▽
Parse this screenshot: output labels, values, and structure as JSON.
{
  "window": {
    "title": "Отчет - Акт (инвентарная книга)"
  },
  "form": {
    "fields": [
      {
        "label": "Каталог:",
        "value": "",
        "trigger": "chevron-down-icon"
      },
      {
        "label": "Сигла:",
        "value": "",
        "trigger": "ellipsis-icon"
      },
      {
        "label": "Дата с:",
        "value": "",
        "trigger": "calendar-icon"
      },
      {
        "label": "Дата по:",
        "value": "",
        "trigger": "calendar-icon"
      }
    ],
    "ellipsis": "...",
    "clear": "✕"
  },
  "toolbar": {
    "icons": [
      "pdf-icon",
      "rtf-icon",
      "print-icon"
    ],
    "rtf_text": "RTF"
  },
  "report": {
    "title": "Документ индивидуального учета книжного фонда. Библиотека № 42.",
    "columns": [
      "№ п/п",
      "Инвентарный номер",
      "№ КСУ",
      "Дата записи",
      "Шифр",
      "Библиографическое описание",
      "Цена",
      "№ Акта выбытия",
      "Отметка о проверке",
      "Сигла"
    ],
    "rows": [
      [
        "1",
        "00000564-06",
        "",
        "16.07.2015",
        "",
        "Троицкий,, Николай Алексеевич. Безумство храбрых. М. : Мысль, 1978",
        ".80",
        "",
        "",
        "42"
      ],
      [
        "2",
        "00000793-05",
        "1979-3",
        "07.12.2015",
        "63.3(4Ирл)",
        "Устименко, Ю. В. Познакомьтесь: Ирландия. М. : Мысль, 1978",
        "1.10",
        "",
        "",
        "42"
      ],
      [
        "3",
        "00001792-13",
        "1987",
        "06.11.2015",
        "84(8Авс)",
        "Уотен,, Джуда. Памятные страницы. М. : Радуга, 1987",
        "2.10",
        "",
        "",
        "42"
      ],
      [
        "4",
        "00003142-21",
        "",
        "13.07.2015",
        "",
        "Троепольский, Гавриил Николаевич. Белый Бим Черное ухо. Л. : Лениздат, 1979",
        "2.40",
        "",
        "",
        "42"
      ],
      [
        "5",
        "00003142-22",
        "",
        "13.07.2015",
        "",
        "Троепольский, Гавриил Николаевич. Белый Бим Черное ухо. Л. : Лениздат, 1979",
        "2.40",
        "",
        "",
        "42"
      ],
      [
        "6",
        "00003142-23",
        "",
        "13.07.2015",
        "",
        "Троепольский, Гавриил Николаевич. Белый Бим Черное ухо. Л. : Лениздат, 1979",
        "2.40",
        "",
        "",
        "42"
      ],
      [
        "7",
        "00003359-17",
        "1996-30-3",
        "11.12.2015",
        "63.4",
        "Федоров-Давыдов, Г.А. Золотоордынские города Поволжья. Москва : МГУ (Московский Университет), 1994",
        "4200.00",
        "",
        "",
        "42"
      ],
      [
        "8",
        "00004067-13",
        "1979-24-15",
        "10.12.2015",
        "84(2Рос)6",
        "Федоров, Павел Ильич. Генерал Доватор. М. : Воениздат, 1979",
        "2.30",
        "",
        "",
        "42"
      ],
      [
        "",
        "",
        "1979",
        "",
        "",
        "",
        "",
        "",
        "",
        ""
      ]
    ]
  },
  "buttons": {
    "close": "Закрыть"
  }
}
△
| TASK TO CARRY OUT |
List each line of the records that holds the string "Дата".

| THE RESPONSE |
        "label": "Дата с:",
        "label": "Дата по:",
      "Дата записи",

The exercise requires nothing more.